> WHAT YOU SHOULD DO
From the line that has "Type out the text in this image." down to the final line of the listing below, transcribe every line exactly, and only those.
[begin LISTED RECORDS]
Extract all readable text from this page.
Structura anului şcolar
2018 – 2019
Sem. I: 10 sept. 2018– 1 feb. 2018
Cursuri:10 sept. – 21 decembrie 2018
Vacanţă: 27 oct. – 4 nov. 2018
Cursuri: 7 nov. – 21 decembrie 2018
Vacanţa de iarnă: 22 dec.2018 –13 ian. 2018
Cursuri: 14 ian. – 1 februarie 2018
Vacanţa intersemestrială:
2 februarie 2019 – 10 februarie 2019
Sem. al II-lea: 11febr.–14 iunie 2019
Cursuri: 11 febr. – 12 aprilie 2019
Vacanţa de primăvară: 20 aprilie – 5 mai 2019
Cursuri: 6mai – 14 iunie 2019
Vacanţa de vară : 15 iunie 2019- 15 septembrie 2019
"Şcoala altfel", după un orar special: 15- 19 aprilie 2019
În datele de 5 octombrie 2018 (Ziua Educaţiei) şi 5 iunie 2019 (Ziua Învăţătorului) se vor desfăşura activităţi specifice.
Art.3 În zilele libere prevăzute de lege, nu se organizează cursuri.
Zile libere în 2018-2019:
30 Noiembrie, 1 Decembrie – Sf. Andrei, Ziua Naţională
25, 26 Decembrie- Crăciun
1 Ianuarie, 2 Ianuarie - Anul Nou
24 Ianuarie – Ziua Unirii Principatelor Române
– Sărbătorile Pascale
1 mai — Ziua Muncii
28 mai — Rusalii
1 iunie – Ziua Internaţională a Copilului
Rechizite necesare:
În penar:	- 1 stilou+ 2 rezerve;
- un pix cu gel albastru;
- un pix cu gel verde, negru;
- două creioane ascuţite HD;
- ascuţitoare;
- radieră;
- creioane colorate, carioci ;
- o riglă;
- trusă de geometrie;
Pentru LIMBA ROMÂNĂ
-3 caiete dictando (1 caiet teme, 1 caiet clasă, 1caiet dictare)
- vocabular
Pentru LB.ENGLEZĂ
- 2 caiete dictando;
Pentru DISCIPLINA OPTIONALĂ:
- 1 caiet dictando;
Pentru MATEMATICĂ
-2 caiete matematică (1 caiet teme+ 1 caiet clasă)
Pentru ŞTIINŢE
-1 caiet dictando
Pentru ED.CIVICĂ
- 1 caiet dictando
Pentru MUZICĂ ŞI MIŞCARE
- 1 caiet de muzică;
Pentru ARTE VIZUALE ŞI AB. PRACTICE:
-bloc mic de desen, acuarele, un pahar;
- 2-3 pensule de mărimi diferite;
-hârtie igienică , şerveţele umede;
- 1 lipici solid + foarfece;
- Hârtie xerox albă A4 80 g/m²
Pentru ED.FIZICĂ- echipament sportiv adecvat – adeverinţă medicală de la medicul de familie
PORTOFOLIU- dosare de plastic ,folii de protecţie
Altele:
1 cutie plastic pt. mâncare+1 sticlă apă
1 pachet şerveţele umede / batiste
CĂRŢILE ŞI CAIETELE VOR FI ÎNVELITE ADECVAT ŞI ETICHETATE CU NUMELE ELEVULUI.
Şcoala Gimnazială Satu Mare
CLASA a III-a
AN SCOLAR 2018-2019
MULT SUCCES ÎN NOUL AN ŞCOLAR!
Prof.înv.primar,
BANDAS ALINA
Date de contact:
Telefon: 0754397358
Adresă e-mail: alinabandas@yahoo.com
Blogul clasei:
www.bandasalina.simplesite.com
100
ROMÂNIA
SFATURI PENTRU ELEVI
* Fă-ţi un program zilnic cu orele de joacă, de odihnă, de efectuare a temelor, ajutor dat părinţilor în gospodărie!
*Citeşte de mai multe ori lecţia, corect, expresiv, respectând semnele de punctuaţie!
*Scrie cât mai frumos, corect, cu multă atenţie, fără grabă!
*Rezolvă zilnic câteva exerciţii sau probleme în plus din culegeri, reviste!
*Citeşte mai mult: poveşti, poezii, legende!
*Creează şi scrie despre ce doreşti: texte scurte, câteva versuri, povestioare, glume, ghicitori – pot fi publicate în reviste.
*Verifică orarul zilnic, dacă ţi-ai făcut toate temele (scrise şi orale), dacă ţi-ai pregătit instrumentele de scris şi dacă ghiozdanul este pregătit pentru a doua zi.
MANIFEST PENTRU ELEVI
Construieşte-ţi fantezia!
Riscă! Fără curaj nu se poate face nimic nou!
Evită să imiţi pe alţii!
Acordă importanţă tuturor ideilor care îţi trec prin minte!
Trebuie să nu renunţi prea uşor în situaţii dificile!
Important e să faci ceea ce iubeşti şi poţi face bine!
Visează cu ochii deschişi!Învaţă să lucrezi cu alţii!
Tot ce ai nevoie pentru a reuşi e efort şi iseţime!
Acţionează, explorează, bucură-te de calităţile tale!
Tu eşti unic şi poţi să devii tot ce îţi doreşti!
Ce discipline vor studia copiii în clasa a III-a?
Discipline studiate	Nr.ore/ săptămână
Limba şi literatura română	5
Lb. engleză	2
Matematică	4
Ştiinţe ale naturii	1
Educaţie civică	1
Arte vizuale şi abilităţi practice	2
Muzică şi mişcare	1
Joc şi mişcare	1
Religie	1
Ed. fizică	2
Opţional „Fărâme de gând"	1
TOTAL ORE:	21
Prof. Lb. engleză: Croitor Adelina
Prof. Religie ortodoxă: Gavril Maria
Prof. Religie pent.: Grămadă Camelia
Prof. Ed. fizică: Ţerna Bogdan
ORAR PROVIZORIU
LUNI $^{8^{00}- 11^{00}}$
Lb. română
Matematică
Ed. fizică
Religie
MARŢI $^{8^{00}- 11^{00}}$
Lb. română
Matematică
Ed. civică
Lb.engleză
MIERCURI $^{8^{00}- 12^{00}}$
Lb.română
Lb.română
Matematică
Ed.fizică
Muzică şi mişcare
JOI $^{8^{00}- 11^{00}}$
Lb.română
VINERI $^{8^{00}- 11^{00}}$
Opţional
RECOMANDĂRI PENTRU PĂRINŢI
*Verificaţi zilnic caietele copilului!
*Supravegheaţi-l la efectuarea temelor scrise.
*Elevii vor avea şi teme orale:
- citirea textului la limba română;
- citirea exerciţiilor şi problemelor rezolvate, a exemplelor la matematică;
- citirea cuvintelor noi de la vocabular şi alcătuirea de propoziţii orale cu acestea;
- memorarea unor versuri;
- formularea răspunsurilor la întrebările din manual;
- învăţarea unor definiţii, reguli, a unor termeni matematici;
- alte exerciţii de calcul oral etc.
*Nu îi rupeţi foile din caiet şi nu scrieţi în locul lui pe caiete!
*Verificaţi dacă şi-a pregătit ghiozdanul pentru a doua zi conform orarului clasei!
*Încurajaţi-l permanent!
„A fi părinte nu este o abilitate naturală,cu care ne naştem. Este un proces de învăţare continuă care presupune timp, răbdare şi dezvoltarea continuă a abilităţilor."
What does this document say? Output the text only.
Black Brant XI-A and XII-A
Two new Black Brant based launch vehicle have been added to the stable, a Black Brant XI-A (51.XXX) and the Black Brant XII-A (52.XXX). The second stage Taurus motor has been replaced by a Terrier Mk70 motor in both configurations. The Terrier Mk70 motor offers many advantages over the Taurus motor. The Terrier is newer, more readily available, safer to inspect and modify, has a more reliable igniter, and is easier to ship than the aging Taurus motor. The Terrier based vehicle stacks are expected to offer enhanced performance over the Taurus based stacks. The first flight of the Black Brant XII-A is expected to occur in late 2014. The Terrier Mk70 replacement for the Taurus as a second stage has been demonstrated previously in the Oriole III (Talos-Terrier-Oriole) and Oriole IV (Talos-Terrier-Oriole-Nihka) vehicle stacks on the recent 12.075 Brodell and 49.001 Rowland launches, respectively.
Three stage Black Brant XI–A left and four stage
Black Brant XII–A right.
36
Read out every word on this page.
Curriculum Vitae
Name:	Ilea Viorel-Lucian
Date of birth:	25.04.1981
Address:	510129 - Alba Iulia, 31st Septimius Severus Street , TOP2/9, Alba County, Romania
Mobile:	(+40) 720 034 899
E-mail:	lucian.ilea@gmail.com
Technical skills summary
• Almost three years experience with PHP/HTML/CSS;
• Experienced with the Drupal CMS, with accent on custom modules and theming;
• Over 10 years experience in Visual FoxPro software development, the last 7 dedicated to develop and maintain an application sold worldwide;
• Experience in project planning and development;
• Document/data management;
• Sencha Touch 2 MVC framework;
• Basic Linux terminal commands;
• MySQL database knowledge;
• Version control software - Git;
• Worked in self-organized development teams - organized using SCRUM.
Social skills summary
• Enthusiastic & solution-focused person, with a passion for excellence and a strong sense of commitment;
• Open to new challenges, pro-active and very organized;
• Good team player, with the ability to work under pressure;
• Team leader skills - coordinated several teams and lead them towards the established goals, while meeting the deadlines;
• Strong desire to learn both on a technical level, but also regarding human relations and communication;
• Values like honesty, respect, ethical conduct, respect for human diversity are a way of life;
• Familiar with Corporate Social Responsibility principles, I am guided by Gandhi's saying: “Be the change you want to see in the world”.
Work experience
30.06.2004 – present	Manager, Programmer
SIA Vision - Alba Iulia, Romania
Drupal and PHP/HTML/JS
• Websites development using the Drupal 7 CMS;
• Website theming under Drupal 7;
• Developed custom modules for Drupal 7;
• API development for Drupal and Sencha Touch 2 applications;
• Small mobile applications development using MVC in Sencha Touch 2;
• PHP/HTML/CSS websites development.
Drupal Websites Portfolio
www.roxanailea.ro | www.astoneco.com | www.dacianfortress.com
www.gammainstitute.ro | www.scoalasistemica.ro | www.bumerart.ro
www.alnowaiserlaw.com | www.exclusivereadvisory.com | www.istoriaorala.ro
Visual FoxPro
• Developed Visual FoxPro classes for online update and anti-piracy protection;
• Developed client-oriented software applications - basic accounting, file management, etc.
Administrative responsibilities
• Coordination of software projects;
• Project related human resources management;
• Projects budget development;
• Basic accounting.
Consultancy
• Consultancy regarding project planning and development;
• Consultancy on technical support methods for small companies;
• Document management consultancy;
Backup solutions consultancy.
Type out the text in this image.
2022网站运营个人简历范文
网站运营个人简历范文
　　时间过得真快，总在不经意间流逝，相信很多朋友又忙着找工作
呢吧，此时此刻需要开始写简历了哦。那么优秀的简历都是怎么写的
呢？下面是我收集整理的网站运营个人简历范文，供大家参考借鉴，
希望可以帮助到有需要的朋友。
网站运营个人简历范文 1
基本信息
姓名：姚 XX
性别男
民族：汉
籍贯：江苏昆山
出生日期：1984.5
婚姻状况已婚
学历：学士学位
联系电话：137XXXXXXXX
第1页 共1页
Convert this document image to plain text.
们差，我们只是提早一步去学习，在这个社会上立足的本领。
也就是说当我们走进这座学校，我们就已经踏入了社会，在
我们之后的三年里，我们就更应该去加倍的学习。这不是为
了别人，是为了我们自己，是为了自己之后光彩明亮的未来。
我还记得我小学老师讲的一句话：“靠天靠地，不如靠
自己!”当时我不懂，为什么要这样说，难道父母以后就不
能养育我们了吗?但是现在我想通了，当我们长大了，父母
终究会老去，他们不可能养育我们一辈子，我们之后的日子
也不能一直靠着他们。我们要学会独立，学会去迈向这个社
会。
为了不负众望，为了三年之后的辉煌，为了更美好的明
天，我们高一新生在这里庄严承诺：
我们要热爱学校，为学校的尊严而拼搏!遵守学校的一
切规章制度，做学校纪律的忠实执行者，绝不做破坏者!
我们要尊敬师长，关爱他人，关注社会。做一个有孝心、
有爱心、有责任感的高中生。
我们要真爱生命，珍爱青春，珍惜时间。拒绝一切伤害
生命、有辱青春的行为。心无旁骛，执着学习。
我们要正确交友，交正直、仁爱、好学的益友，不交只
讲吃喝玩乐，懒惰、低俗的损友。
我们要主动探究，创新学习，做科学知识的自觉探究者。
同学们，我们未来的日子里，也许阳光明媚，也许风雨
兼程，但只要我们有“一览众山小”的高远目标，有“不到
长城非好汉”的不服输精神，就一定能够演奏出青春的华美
[end LISTED RECORDS]
> SOLUTION FOR THIS TASK
Type out the text in this image.
2022网站运营个人简历范文
网站运营个人简历范文
　　时间过得真快，总在不经意间流逝，相信很多朋友又忙着找工作
呢吧，此时此刻需要开始写简历了哦。那么优秀的简历都是怎么写的
呢？下面是我收集整理的网站运营个人简历范文，供大家参考借鉴，
希望可以帮助到有需要的朋友。
网站运营个人简历范文 1
基本信息
姓名：姚 XX
性别男
民族：汉
籍贯：江苏昆山
出生日期：1984.5
婚姻状况已婚
学历：学士学位
联系电话：137XXXXXXXX
第1页 共1页
Convert this document image to plain text.
们差，我们只是提早一步去学习，在这个社会上立足的本领。
也就是说当我们走进这座学校，我们就已经踏入了社会，在
我们之后的三年里，我们就更应该去加倍的学习。这不是为
了别人，是为了我们自己，是为了自己之后光彩明亮的未来。
我还记得我小学老师讲的一句话：“靠天靠地，不如靠
自己!”当时我不懂，为什么要这样说，难道父母以后就不
能养育我们了吗?但是现在我想通了，当我们长大了，父母
终究会老去，他们不可能养育我们一辈子，我们之后的日子
也不能一直靠着他们。我们要学会独立，学会去迈向这个社
会。
为了不负众望，为了三年之后的辉煌，为了更美好的明
天，我们高一新生在这里庄严承诺：
我们要热爱学校，为学校的尊严而拼搏!遵守学校的一
切规章制度，做学校纪律的忠实执行者，绝不做破坏者!
我们要尊敬师长，关爱他人，关注社会。做一个有孝心、
有爱心、有责任感的高中生。
我们要真爱生命，珍爱青春，珍惜时间。拒绝一切伤害
生命、有辱青春的行为。心无旁骛，执着学习。
我们要正确交友，交正直、仁爱、好学的益友，不交只
讲吃喝玩乐，懒惰、低俗的损友。
我们要主动探究，创新学习，做科学知识的自觉探究者。
同学们，我们未来的日子里，也许阳光明媚，也许风雨
兼程，但只要我们有“一览众山小”的高远目标，有“不到
长城非好汉”的不服输精神，就一定能够演奏出青春的华美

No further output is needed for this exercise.